> **Exercise objective**: Records follow. Copy every line with "text".

> **Dataset items**:
▼
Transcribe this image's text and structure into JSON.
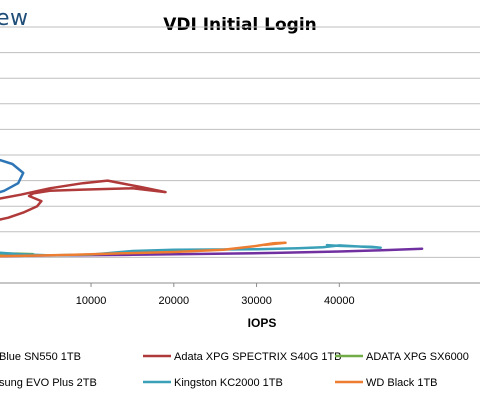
{
  "logo": {
    "text": "ew",
    "color": "#1f4e79"
  },
  "chart_data": {
    "type": "line",
    "title": "VDI Initial Login",
    "xlabel": "IOPS",
    "ylabel": "",
    "xlim": [
      -1000,
      57000
    ],
    "ylim": [
      0,
      1.0
    ],
    "x_ticks": [
      10000,
      20000,
      30000,
      40000
    ],
    "x_tick_labels": [
      "10000",
      "20000",
      "30000",
      "40000"
    ],
    "y_gridlines": [
      0.1,
      0.2,
      0.3,
      0.4,
      0.5,
      0.6,
      0.7,
      0.8,
      0.9,
      1.0
    ],
    "grid": true,
    "legend_position": "bottom",
    "series": [
      {
        "name": "Blue SN550 1TB",
        "color": "#2e75b6",
        "points": [
          [
            -1000,
            0.48
          ],
          [
            500,
            0.465
          ],
          [
            1800,
            0.43
          ],
          [
            1200,
            0.39
          ],
          [
            -500,
            0.36
          ],
          [
            -1000,
            0.355
          ]
        ]
      },
      {
        "name": "Adata XPG SPECTRIX S40G 1TB",
        "color": "#b03a3a",
        "points": [
          [
            -1000,
            0.33
          ],
          [
            1500,
            0.345
          ],
          [
            5000,
            0.37
          ],
          [
            9000,
            0.39
          ],
          [
            12000,
            0.4
          ],
          [
            16000,
            0.375
          ],
          [
            19000,
            0.355
          ],
          [
            15000,
            0.37
          ],
          [
            9000,
            0.365
          ],
          [
            5000,
            0.36
          ],
          [
            3000,
            0.35
          ],
          [
            2500,
            0.34
          ],
          [
            4000,
            0.32
          ],
          [
            3500,
            0.3
          ],
          [
            1800,
            0.275
          ],
          [
            0,
            0.255
          ],
          [
            -1000,
            0.248
          ]
        ]
      },
      {
        "name": "ADATA XPG SX6000",
        "color": "#70ad47",
        "points": [
          [
            -1000,
            0.115
          ],
          [
            1000,
            0.115
          ],
          [
            3000,
            0.113
          ]
        ]
      },
      {
        "name": "sung EVO Plus 2TB",
        "color": "#7030a0",
        "points": [
          [
            -1000,
            0.105
          ],
          [
            5000,
            0.108
          ],
          [
            15000,
            0.11
          ],
          [
            25000,
            0.114
          ],
          [
            33000,
            0.118
          ],
          [
            40000,
            0.123
          ],
          [
            46000,
            0.129
          ],
          [
            50000,
            0.134
          ]
        ]
      },
      {
        "name": "Kingston KC2000 1TB",
        "color": "#3aa0b8",
        "points": [
          [
            -1000,
            0.118
          ],
          [
            1500,
            0.112
          ],
          [
            5000,
            0.108
          ],
          [
            10000,
            0.111
          ],
          [
            15000,
            0.125
          ],
          [
            20000,
            0.13
          ],
          [
            30000,
            0.132
          ],
          [
            35000,
            0.136
          ],
          [
            38000,
            0.14
          ],
          [
            40000,
            0.147
          ],
          [
            45000,
            0.138
          ],
          [
            44000,
            0.141
          ],
          [
            40000,
            0.145
          ],
          [
            38500,
            0.148
          ]
        ]
      },
      {
        "name": "WD Black 1TB",
        "color": "#ed7d31",
        "points": [
          [
            -1000,
            0.105
          ],
          [
            3000,
            0.107
          ],
          [
            8000,
            0.11
          ],
          [
            14000,
            0.116
          ],
          [
            20000,
            0.121
          ],
          [
            26000,
            0.13
          ],
          [
            30000,
            0.145
          ],
          [
            32000,
            0.155
          ],
          [
            33500,
            0.157
          ],
          [
            31000,
            0.149
          ]
        ]
      }
    ]
  }
}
▲
> **Solution to this task**:
Transcribe this image's text and structure into JSON.
    "text": "ew",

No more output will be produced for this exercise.